Leave the pictures out, and retype all of the material exactly as written.

################

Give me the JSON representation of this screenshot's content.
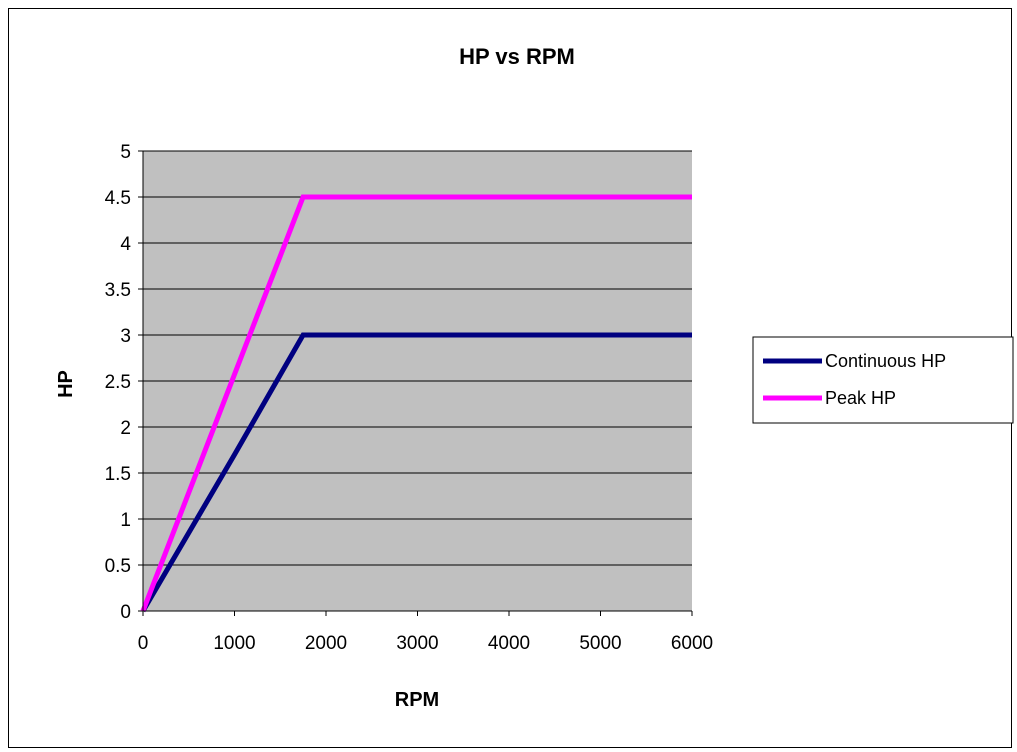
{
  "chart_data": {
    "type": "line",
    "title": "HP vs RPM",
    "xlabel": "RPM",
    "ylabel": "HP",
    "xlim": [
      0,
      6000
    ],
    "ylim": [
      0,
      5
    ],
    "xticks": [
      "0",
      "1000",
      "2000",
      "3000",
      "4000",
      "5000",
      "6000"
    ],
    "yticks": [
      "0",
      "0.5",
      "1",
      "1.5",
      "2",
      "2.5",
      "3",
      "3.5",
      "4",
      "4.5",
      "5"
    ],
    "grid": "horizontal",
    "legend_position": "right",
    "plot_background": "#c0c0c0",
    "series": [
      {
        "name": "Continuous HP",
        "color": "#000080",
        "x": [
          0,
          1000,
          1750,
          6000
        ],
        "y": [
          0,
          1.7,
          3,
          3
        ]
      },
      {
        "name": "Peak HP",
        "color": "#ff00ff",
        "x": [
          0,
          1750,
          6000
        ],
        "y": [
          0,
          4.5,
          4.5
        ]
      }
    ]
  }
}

################

CORRECT OUTPUT
Give me the JSON representation of this screenshot's content.
{
  "chart_data": {
    "type": "line",
    "title": "HP vs RPM",
    "xlabel": "RPM",
    "ylabel": "HP",
    "xlim": [
      0,
      6000
    ],
    "ylim": [
      0,
      5
    ],
    "xticks": [
      "0",
      "1000",
      "2000",
      "3000",
      "4000",
      "5000",
      "6000"
    ],
    "yticks": [
      "0",
      "0.5",
      "1",
      "1.5",
      "2",
      "2.5",
      "3",
      "3.5",
      "4",
      "4.5",
      "5"
    ],
    "grid": "horizontal",
    "legend_position": "right",
    "plot_background": "#c0c0c0",
    "series": [
      {
        "name": "Continuous HP",
        "color": "#000080",
        "x": [
          0,
          1000,
          1750,
          6000
        ],
        "y": [
          0,
          1.7,
          3,
          3
        ]
      },
      {
        "name": "Peak HP",
        "color": "#ff00ff",
        "x": [
          0,
          1750,
          6000
        ],
        "y": [
          0,
          4.5,
          4.5
        ]
      }
    ]
  }
}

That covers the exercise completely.